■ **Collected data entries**
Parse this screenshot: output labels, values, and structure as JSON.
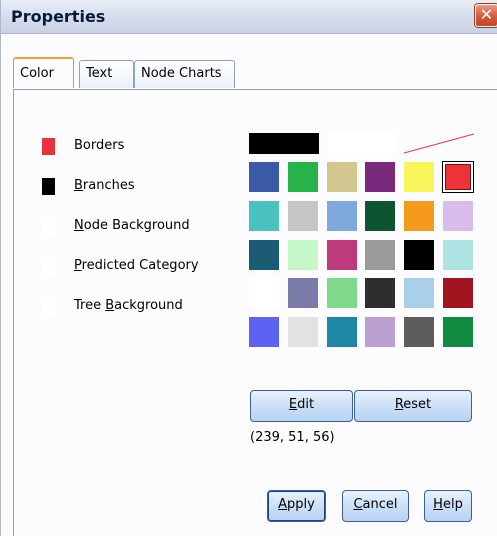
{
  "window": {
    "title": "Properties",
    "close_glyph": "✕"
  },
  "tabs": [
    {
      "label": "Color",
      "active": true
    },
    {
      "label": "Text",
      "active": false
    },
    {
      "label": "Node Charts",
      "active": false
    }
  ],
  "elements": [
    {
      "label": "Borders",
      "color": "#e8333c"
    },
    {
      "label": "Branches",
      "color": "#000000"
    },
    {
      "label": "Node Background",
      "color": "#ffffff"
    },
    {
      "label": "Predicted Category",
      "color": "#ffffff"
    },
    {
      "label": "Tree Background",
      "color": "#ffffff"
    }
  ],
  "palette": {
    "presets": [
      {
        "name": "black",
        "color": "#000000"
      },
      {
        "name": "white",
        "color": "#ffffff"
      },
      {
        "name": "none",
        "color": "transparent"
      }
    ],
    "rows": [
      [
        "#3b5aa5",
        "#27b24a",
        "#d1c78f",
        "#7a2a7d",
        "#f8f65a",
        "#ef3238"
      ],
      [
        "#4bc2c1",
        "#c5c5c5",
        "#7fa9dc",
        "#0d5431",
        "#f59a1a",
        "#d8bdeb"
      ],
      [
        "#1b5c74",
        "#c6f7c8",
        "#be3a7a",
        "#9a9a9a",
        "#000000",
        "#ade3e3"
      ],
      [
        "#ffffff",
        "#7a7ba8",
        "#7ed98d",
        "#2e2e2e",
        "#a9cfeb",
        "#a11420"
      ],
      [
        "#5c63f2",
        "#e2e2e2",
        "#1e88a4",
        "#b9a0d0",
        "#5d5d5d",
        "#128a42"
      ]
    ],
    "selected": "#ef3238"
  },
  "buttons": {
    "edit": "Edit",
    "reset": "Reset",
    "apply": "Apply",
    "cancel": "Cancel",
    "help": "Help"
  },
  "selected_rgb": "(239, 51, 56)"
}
==
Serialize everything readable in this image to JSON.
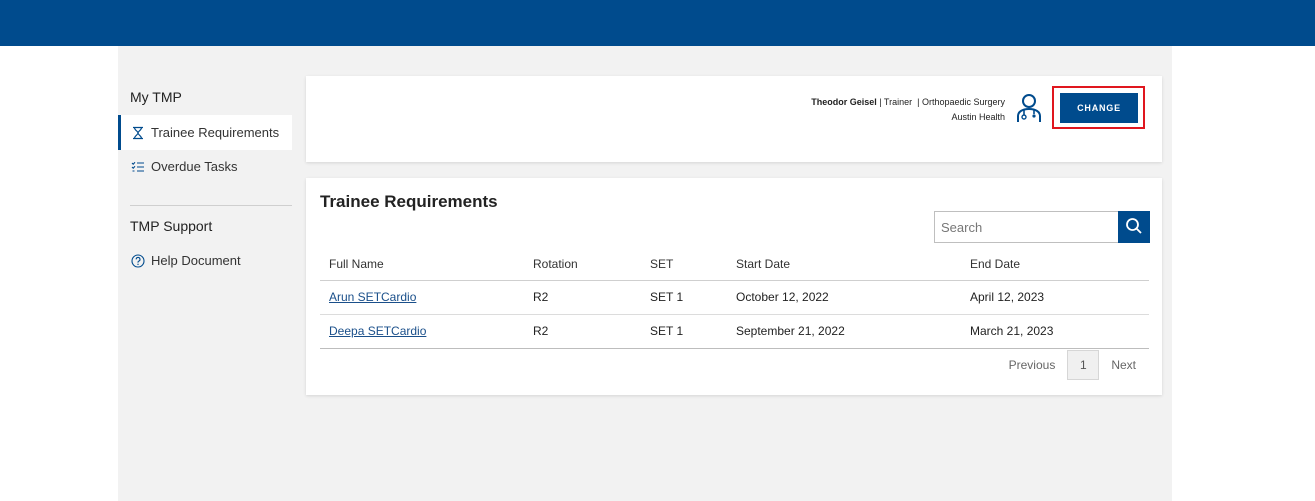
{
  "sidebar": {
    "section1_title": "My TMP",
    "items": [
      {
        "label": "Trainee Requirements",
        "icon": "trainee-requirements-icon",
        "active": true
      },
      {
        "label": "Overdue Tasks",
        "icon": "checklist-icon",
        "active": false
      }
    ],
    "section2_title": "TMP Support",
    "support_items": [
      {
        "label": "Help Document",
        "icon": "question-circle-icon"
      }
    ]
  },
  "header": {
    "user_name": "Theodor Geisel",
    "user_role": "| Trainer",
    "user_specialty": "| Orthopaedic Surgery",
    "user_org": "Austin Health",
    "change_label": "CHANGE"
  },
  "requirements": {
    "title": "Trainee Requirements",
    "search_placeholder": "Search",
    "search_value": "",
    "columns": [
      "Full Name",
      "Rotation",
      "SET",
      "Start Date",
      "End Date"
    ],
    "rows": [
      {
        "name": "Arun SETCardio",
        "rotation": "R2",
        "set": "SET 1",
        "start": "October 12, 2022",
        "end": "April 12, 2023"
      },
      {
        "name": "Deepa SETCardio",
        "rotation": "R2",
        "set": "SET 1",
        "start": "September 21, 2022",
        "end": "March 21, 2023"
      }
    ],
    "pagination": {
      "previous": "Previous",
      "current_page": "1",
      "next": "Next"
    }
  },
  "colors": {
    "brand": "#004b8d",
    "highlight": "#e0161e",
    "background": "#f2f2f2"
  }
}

■ **WHAT YOU NEED TO DO**
Find the word "icon" in the data and show each line that holds it.

■ **THE RESPONSE**
        "icon": "trainee-requirements-icon",
        "icon": "checklist-icon",
        "icon": "question-circle-icon"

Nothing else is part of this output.